> Exercise prompt: Extract the text of every entry below exactly; leave images out.

> Records to use:
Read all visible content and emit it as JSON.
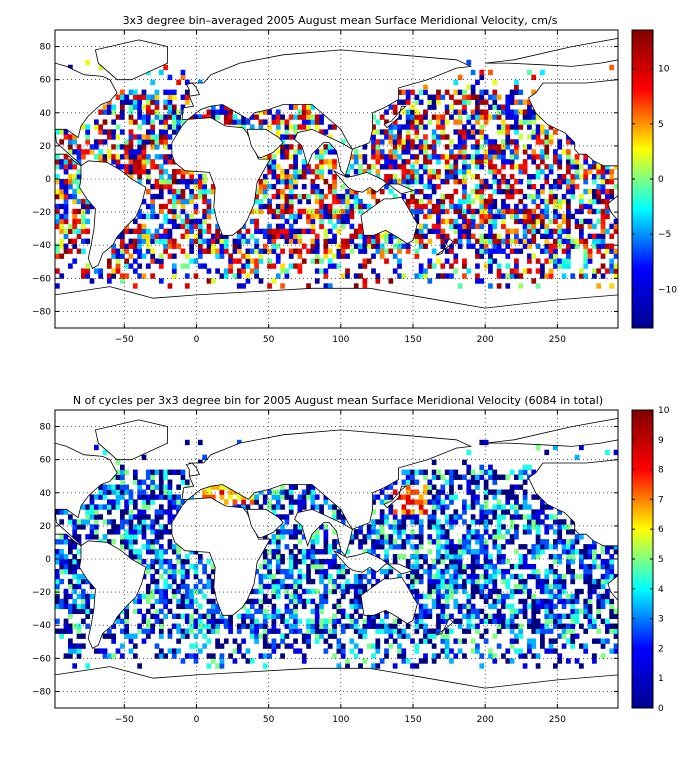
{
  "chart_data": [
    {
      "type": "heatmap",
      "title": "3x3 degree bin–averaged 2005 August mean Surface Meridional Velocity, cm/s",
      "xlim": [
        -98,
        292
      ],
      "ylim": [
        -90,
        90
      ],
      "xticks": [
        -50,
        0,
        50,
        100,
        150,
        200,
        250
      ],
      "yticks": [
        -80,
        -60,
        -40,
        -20,
        0,
        20,
        40,
        60,
        80
      ],
      "grid": "dotted",
      "bin_size_deg": 3,
      "colorbar": {
        "colormap": "jet",
        "clim": [
          -13.5,
          13.5
        ],
        "ticks": [
          -10,
          -5,
          0,
          5,
          10
        ],
        "colors": [
          "#00008F",
          "#0000FF",
          "#00FFFF",
          "#FFFF00",
          "#FF0000",
          "#800000"
        ]
      },
      "data_description": "Dense sampling in North Atlantic, North Pacific, tropics; sparse coverage south of 50S; strong positive values along Gulf Stream, Kuroshio and Agulhas regions."
    },
    {
      "type": "heatmap",
      "title": "N of cycles per 3x3 degree bin for 2005 August mean Surface Meridional Velocity (6084 in total)",
      "total": 6084,
      "xlim": [
        -98,
        292
      ],
      "ylim": [
        -90,
        90
      ],
      "xticks": [
        -50,
        0,
        50,
        100,
        150,
        200,
        250
      ],
      "yticks": [
        -80,
        -60,
        -40,
        -20,
        0,
        20,
        40,
        60,
        80
      ],
      "grid": "dotted",
      "bin_size_deg": 3,
      "colorbar": {
        "colormap": "jet",
        "clim": [
          0,
          10
        ],
        "ticks": [
          0,
          1,
          2,
          3,
          4,
          5,
          6,
          7,
          8,
          9,
          10
        ],
        "colors": [
          "#00008F",
          "#0000FF",
          "#00FFFF",
          "#FFFF00",
          "#FF0000",
          "#800000"
        ]
      },
      "data_description": "Most bins contain 1–4 cycles; high counts (8–10) clustered near Japan (~145E, 35N) and Mediterranean."
    }
  ]
}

> Reply to the task:
Read all visible content and emit it as JSON.
{
  "chart_data": [
    {
      "type": "heatmap",
      "title": "3x3 degree bin–averaged 2005 August mean Surface Meridional Velocity, cm/s",
      "xlim": [
        -98,
        292
      ],
      "ylim": [
        -90,
        90
      ],
      "xticks": [
        -50,
        0,
        50,
        100,
        150,
        200,
        250
      ],
      "yticks": [
        -80,
        -60,
        -40,
        -20,
        0,
        20,
        40,
        60,
        80
      ],
      "grid": "dotted",
      "bin_size_deg": 3,
      "colorbar": {
        "colormap": "jet",
        "clim": [
          -13.5,
          13.5
        ],
        "ticks": [
          -10,
          -5,
          0,
          5,
          10
        ],
        "colors": [
          "#00008F",
          "#0000FF",
          "#00FFFF",
          "#FFFF00",
          "#FF0000",
          "#800000"
        ]
      },
      "data_description": "Dense sampling in North Atlantic, North Pacific, tropics; sparse coverage south of 50S; strong positive values along Gulf Stream, Kuroshio and Agulhas regions."
    },
    {
      "type": "heatmap",
      "title": "N of cycles per 3x3 degree bin for 2005 August mean Surface Meridional Velocity (6084 in total)",
      "total": 6084,
      "xlim": [
        -98,
        292
      ],
      "ylim": [
        -90,
        90
      ],
      "xticks": [
        -50,
        0,
        50,
        100,
        150,
        200,
        250
      ],
      "yticks": [
        -80,
        -60,
        -40,
        -20,
        0,
        20,
        40,
        60,
        80
      ],
      "grid": "dotted",
      "bin_size_deg": 3,
      "colorbar": {
        "colormap": "jet",
        "clim": [
          0,
          10
        ],
        "ticks": [
          0,
          1,
          2,
          3,
          4,
          5,
          6,
          7,
          8,
          9,
          10
        ],
        "colors": [
          "#00008F",
          "#0000FF",
          "#00FFFF",
          "#FFFF00",
          "#FF0000",
          "#800000"
        ]
      },
      "data_description": "Most bins contain 1–4 cycles; high counts (8–10) clustered near Japan (~145E, 35N) and Mediterranean."
    }
  ]
}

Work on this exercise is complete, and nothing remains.